§ **EXERCISE DESCRIPTION**: Output each entry exactly; skip nothing.

§ **EXTRACTED DATA**:
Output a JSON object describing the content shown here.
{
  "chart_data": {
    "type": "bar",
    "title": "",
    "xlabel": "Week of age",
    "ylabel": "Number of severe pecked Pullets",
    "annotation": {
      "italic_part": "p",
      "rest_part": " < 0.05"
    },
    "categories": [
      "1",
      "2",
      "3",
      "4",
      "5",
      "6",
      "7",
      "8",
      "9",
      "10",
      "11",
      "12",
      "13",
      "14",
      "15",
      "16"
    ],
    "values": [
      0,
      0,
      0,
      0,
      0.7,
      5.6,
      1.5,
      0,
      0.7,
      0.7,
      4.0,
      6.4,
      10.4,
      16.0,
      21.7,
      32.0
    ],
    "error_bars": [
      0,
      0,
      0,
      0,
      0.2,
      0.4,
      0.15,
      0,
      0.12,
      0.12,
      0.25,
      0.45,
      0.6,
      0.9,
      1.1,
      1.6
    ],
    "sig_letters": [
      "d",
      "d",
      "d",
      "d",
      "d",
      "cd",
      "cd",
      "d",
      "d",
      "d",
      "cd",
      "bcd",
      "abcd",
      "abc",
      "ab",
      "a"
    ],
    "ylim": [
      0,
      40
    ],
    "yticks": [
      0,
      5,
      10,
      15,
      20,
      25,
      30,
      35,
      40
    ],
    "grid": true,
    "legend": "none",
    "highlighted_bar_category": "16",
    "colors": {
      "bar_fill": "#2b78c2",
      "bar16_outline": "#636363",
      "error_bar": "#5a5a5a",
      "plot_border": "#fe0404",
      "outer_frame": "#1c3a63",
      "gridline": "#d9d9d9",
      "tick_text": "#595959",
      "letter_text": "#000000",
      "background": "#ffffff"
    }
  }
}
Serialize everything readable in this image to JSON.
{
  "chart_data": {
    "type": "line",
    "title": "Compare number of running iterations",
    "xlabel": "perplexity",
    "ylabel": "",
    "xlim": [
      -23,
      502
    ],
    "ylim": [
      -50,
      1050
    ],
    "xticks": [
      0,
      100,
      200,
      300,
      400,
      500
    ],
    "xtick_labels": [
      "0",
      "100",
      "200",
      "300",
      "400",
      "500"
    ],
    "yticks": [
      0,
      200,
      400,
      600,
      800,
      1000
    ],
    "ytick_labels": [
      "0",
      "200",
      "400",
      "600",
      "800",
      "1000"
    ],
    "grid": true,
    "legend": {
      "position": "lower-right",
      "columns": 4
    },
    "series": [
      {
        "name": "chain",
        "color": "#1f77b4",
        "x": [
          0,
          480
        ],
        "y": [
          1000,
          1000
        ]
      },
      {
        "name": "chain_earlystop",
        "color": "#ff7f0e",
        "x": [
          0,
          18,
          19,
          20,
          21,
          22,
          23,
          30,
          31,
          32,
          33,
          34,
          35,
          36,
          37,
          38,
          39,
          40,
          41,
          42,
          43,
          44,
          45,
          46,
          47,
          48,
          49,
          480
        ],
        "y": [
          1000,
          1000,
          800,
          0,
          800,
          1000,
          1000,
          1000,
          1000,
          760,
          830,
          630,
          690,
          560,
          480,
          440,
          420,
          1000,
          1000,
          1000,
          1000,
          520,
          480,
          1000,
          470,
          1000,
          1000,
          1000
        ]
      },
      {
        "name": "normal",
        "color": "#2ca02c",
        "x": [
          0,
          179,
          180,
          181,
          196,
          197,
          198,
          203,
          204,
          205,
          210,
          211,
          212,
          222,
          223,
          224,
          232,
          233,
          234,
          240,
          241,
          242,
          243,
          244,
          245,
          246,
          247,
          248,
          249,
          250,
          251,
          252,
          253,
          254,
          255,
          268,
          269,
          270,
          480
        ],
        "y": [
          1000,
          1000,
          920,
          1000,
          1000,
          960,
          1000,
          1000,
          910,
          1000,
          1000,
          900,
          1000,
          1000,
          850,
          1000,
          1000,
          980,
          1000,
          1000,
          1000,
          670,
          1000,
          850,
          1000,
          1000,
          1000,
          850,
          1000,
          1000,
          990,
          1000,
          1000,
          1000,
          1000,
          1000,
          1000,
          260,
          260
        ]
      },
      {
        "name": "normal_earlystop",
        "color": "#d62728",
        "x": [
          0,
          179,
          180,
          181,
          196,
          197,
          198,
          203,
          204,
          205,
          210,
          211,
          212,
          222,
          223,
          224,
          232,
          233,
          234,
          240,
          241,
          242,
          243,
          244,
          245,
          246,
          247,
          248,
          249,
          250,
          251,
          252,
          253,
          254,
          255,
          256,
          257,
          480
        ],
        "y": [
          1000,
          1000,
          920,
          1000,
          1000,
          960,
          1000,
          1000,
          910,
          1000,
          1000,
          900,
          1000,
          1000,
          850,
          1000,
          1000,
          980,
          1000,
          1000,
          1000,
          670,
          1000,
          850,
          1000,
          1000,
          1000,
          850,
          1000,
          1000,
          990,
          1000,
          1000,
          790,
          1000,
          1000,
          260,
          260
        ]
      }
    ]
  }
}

§ **EXPECTED OUTPUT**:
Output a JSON object describing the content shown here.
{
  "chart_data": {
    "type": "bar",
    "title": "",
    "xlabel": "Week of age",
    "ylabel": "Number of severe pecked Pullets",
    "annotation": {
      "italic_part": "p",
      "rest_part": " < 0.05"
    },
    "categories": [
      "1",
      "2",
      "3",
      "4",
      "5",
      "6",
      "7",
      "8",
      "9",
      "10",
      "11",
      "12",
      "13",
      "14",
      "15",
      "16"
    ],
    "values": [
      0,
      0,
      0,
      0,
      0.7,
      5.6,
      1.5,
      0,
      0.7,
      0.7,
      4.0,
      6.4,
      10.4,
      16.0,
      21.7,
      32.0
    ],
    "error_bars": [
      0,
      0,
      0,
      0,
      0.2,
      0.4,
      0.15,
      0,
      0.12,
      0.12,
      0.25,
      0.45,
      0.6,
      0.9,
      1.1,
      1.6
    ],
    "sig_letters": [
      "d",
      "d",
      "d",
      "d",
      "d",
      "cd",
      "cd",
      "d",
      "d",
      "d",
      "cd",
      "bcd",
      "abcd",
      "abc",
      "ab",
      "a"
    ],
    "ylim": [
      0,
      40
    ],
    "yticks": [
      0,
      5,
      10,
      15,
      20,
      25,
      30,
      35,
      40
    ],
    "grid": true,
    "legend": "none",
    "highlighted_bar_category": "16",
    "colors": {
      "bar_fill": "#2b78c2",
      "bar16_outline": "#636363",
      "error_bar": "#5a5a5a",
      "plot_border": "#fe0404",
      "outer_frame": "#1c3a63",
      "gridline": "#d9d9d9",
      "tick_text": "#595959",
      "letter_text": "#000000",
      "background": "#ffffff"
    }
  }
}
Serialize everything readable in this image to JSON.
{
  "chart_data": {
    "type": "line",
    "title": "Compare number of running iterations",
    "xlabel": "perplexity",
    "ylabel": "",
    "xlim": [
      -23,
      502
    ],
    "ylim": [
      -50,
      1050
    ],
    "xticks": [
      0,
      100,
      200,
      300,
      400,
      500
    ],
    "xtick_labels": [
      "0",
      "100",
      "200",
      "300",
      "400",
      "500"
    ],
    "yticks": [
      0,
      200,
      400,
      600,
      800,
      1000
    ],
    "ytick_labels": [
      "0",
      "200",
      "400",
      "600",
      "800",
      "1000"
    ],
    "grid": true,
    "legend": {
      "position": "lower-right",
      "columns": 4
    },
    "series": [
      {
        "name": "chain",
        "color": "#1f77b4",
        "x": [
          0,
          480
        ],
        "y": [
          1000,
          1000
        ]
      },
      {
        "name": "chain_earlystop",
        "color": "#ff7f0e",
        "x": [
          0,
          18,
          19,
          20,
          21,
          22,
          23,
          30,
          31,
          32,
          33,
          34,
          35,
          36,
          37,
          38,
          39,
          40,
          41,
          42,
          43,
          44,
          45,
          46,
          47,
          48,
          49,
          480
        ],
        "y": [
          1000,
          1000,
          800,
          0,
          800,
          1000,
          1000,
          1000,
          1000,
          760,
          830,
          630,
          690,
          560,
          480,
          440,
          420,
          1000,
          1000,
          1000,
          1000,
          520,
          480,
          1000,
          470,
          1000,
          1000,
          1000
        ]
      },
      {
        "name": "normal",
        "color": "#2ca02c",
        "x": [
          0,
          179,
          180,
          181,
          196,
          197,
          198,
          203,
          204,
          205,
          210,
          211,
          212,
          222,
          223,
          224,
          232,
          233,
          234,
          240,
          241,
          242,
          243,
          244,
          245,
          246,
          247,
          248,
          249,
          250,
          251,
          252,
          253,
          254,
          255,
          268,
          269,
          270,
          480
        ],
        "y": [
          1000,
          1000,
          920,
          1000,
          1000,
          960,
          1000,
          1000,
          910,
          1000,
          1000,
          900,
          1000,
          1000,
          850,
          1000,
          1000,
          980,
          1000,
          1000,
          1000,
          670,
          1000,
          850,
          1000,
          1000,
          1000,
          850,
          1000,
          1000,
          990,
          1000,
          1000,
          1000,
          1000,
          1000,
          1000,
          260,
          260
        ]
      },
      {
        "name": "normal_earlystop",
        "color": "#d62728",
        "x": [
          0,
          179,
          180,
          181,
          196,
          197,
          198,
          203,
          204,
          205,
          210,
          211,
          212,
          222,
          223,
          224,
          232,
          233,
          234,
          240,
          241,
          242,
          243,
          244,
          245,
          246,
          247,
          248,
          249,
          250,
          251,
          252,
          253,
          254,
          255,
          256,
          257,
          480
        ],
        "y": [
          1000,
          1000,
          920,
          1000,
          1000,
          960,
          1000,
          1000,
          910,
          1000,
          1000,
          900,
          1000,
          1000,
          850,
          1000,
          1000,
          980,
          1000,
          1000,
          1000,
          670,
          1000,
          850,
          1000,
          1000,
          1000,
          850,
          1000,
          1000,
          990,
          1000,
          1000,
          790,
          1000,
          1000,
          260,
          260
        ]
      }
    ]
  }
}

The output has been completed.